Task requirements = Extract the listing below in full, unchanged.

Data excerpts =
--- BEGIN ---
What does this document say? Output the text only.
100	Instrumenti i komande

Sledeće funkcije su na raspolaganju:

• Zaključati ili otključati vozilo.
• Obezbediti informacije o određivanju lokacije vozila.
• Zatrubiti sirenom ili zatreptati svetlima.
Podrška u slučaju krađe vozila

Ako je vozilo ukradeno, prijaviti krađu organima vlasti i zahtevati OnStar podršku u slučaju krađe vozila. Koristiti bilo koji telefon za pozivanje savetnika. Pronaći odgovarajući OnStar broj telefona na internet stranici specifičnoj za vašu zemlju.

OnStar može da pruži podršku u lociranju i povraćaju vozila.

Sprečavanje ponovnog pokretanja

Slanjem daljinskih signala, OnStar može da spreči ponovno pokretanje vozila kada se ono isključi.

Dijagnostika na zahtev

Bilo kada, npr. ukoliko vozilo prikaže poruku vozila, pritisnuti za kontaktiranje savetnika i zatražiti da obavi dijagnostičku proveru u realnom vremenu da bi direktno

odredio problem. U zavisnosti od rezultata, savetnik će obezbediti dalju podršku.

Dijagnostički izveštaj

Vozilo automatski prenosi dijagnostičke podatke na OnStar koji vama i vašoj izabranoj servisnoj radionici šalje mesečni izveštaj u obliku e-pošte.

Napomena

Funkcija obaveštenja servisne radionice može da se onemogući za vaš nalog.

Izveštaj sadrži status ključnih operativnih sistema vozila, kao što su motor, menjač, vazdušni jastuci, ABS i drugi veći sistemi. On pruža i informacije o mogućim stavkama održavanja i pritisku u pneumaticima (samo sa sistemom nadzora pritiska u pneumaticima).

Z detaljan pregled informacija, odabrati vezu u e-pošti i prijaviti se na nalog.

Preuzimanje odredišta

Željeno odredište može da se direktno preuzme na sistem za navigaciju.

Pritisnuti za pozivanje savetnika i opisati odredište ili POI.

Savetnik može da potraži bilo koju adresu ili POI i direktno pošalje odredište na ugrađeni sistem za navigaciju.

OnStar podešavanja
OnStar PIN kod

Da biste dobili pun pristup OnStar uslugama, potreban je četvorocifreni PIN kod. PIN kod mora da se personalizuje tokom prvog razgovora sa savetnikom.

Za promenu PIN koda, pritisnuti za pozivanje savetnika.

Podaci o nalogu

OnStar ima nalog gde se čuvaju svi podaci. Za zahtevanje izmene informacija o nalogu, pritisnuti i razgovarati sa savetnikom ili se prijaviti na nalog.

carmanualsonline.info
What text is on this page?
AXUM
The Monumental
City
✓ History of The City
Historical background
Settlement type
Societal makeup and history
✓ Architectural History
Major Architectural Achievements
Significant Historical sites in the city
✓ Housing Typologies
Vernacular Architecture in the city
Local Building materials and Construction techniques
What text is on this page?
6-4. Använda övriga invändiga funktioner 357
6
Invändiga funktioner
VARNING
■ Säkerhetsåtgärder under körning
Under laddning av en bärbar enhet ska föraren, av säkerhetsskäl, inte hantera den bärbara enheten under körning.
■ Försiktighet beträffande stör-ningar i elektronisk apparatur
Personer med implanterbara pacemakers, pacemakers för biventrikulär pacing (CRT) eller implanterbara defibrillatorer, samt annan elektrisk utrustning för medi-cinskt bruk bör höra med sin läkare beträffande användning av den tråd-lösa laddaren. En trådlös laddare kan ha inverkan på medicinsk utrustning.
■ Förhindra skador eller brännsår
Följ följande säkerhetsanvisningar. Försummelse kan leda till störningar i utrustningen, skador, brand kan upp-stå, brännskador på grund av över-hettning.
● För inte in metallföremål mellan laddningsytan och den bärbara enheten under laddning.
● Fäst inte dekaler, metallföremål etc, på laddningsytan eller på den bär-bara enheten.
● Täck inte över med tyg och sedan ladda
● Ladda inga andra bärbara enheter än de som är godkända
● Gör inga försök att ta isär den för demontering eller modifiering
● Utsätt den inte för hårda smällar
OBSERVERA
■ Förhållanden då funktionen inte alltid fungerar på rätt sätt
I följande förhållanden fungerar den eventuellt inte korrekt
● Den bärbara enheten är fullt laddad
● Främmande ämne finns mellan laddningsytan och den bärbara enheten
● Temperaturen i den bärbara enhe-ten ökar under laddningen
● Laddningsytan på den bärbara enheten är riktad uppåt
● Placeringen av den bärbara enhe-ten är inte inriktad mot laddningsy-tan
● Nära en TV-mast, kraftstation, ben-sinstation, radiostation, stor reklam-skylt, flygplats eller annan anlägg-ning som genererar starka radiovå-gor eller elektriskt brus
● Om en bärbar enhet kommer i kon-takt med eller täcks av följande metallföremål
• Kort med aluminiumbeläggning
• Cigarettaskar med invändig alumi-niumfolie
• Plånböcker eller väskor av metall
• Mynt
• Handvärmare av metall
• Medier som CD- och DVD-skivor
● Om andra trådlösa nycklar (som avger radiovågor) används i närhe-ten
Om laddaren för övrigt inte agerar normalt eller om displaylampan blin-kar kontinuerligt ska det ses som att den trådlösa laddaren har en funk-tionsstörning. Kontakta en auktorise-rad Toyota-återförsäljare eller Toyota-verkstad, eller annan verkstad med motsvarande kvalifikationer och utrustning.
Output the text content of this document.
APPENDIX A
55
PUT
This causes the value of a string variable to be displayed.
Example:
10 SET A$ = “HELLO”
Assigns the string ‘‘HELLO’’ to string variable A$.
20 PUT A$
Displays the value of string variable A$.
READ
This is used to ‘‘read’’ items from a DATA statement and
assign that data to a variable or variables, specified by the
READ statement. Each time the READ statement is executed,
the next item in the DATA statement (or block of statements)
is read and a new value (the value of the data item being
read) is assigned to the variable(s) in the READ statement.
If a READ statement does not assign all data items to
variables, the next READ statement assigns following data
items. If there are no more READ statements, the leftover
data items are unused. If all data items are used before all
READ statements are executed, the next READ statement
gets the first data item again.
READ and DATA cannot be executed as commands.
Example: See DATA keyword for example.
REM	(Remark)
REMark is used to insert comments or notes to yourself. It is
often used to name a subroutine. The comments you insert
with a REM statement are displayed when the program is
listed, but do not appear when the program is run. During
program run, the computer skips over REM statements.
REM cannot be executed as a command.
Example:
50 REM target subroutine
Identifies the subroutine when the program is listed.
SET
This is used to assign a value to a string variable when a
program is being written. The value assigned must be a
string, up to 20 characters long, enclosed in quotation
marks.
--- END ---
Output of the task =
What does this document say? Output the text only.
100	Instrumenti i komande

Sledeće funkcije su na raspolaganju:

• Zaključati ili otključati vozilo.
• Obezbediti informacije o određivanju lokacije vozila.
• Zatrubiti sirenom ili zatreptati svetlima.
Podrška u slučaju krađe vozila

Ako je vozilo ukradeno, prijaviti krađu organima vlasti i zahtevati OnStar podršku u slučaju krađe vozila. Koristiti bilo koji telefon za pozivanje savetnika. Pronaći odgovarajući OnStar broj telefona na internet stranici specifičnoj za vašu zemlju.

OnStar može da pruži podršku u lociranju i povraćaju vozila.

Sprečavanje ponovnog pokretanja

Slanjem daljinskih signala, OnStar može da spreči ponovno pokretanje vozila kada se ono isključi.

Dijagnostika na zahtev

Bilo kada, npr. ukoliko vozilo prikaže poruku vozila, pritisnuti za kontaktiranje savetnika i zatražiti da obavi dijagnostičku proveru u realnom vremenu da bi direktno

odredio problem. U zavisnosti od rezultata, savetnik će obezbediti dalju podršku.

Dijagnostički izveštaj

Vozilo automatski prenosi dijagnostičke podatke na OnStar koji vama i vašoj izabranoj servisnoj radionici šalje mesečni izveštaj u obliku e-pošte.

Napomena

Funkcija obaveštenja servisne radionice može da se onemogući za vaš nalog.

Izveštaj sadrži status ključnih operativnih sistema vozila, kao što su motor, menjač, vazdušni jastuci, ABS i drugi veći sistemi. On pruža i informacije o mogućim stavkama održavanja i pritisku u pneumaticima (samo sa sistemom nadzora pritiska u pneumaticima).

Z detaljan pregled informacija, odabrati vezu u e-pošti i prijaviti se na nalog.

Preuzimanje odredišta

Željeno odredište može da se direktno preuzme na sistem za navigaciju.

Pritisnuti za pozivanje savetnika i opisati odredište ili POI.

Savetnik može da potraži bilo koju adresu ili POI i direktno pošalje odredište na ugrađeni sistem za navigaciju.

OnStar podešavanja
OnStar PIN kod

Da biste dobili pun pristup OnStar uslugama, potreban je četvorocifreni PIN kod. PIN kod mora da se personalizuje tokom prvog razgovora sa savetnikom.

Za promenu PIN koda, pritisnuti za pozivanje savetnika.

Podaci o nalogu

OnStar ima nalog gde se čuvaju svi podaci. Za zahtevanje izmene informacija o nalogu, pritisnuti i razgovarati sa savetnikom ili se prijaviti na nalog.

carmanualsonline.info
What text is on this page?
AXUM
The Monumental
City
✓ History of The City
Historical background
Settlement type
Societal makeup and history
✓ Architectural History
Major Architectural Achievements
Significant Historical sites in the city
✓ Housing Typologies
Vernacular Architecture in the city
Local Building materials and Construction techniques
What text is on this page?
6-4. Använda övriga invändiga funktioner 357
6
Invändiga funktioner
VARNING
■ Säkerhetsåtgärder under körning
Under laddning av en bärbar enhet ska föraren, av säkerhetsskäl, inte hantera den bärbara enheten under körning.
■ Försiktighet beträffande stör-ningar i elektronisk apparatur
Personer med implanterbara pacemakers, pacemakers för biventrikulär pacing (CRT) eller implanterbara defibrillatorer, samt annan elektrisk utrustning för medi-cinskt bruk bör höra med sin läkare beträffande användning av den tråd-lösa laddaren. En trådlös laddare kan ha inverkan på medicinsk utrustning.
■ Förhindra skador eller brännsår
Följ följande säkerhetsanvisningar. Försummelse kan leda till störningar i utrustningen, skador, brand kan upp-stå, brännskador på grund av över-hettning.
● För inte in metallföremål mellan laddningsytan och den bärbara enheten under laddning.
● Fäst inte dekaler, metallföremål etc, på laddningsytan eller på den bär-bara enheten.
● Täck inte över med tyg och sedan ladda
● Ladda inga andra bärbara enheter än de som är godkända
● Gör inga försök att ta isär den för demontering eller modifiering
● Utsätt den inte för hårda smällar
OBSERVERA
■ Förhållanden då funktionen inte alltid fungerar på rätt sätt
I följande förhållanden fungerar den eventuellt inte korrekt
● Den bärbara enheten är fullt laddad
● Främmande ämne finns mellan laddningsytan och den bärbara enheten
● Temperaturen i den bärbara enhe-ten ökar under laddningen
● Laddningsytan på den bärbara enheten är riktad uppåt
● Placeringen av den bärbara enhe-ten är inte inriktad mot laddningsy-tan
● Nära en TV-mast, kraftstation, ben-sinstation, radiostation, stor reklam-skylt, flygplats eller annan anlägg-ning som genererar starka radiovå-gor eller elektriskt brus
● Om en bärbar enhet kommer i kon-takt med eller täcks av följande metallföremål
• Kort med aluminiumbeläggning
• Cigarettaskar med invändig alumi-niumfolie
• Plånböcker eller väskor av metall
• Mynt
• Handvärmare av metall
• Medier som CD- och DVD-skivor
● Om andra trådlösa nycklar (som avger radiovågor) används i närhe-ten
Om laddaren för övrigt inte agerar normalt eller om displaylampan blin-kar kontinuerligt ska det ses som att den trådlösa laddaren har en funk-tionsstörning. Kontakta en auktorise-rad Toyota-återförsäljare eller Toyota-verkstad, eller annan verkstad med motsvarande kvalifikationer och utrustning.
Output the text content of this document.
APPENDIX A
55
PUT
This causes the value of a string variable to be displayed.
Example:
10 SET A$ = “HELLO”
Assigns the string ‘‘HELLO’’ to string variable A$.
20 PUT A$
Displays the value of string variable A$.
READ
This is used to ‘‘read’’ items from a DATA statement and
assign that data to a variable or variables, specified by the
READ statement. Each time the READ statement is executed,
the next item in the DATA statement (or block of statements)
is read and a new value (the value of the data item being
read) is assigned to the variable(s) in the READ statement.
If a READ statement does not assign all data items to
variables, the next READ statement assigns following data
items. If there are no more READ statements, the leftover
data items are unused. If all data items are used before all
READ statements are executed, the next READ statement
gets the first data item again.
READ and DATA cannot be executed as commands.
Example: See DATA keyword for example.
REM	(Remark)
REMark is used to insert comments or notes to yourself. It is
often used to name a subroutine. The comments you insert
with a REM statement are displayed when the program is
listed, but do not appear when the program is run. During
program run, the computer skips over REM statements.
REM cannot be executed as a command.
Example:
50 REM target subroutine
Identifies the subroutine when the program is listed.
SET
This is used to assign a value to a string variable when a
program is being written. The value assigned must be a
string, up to 20 characters long, enclosed in quotation
marks.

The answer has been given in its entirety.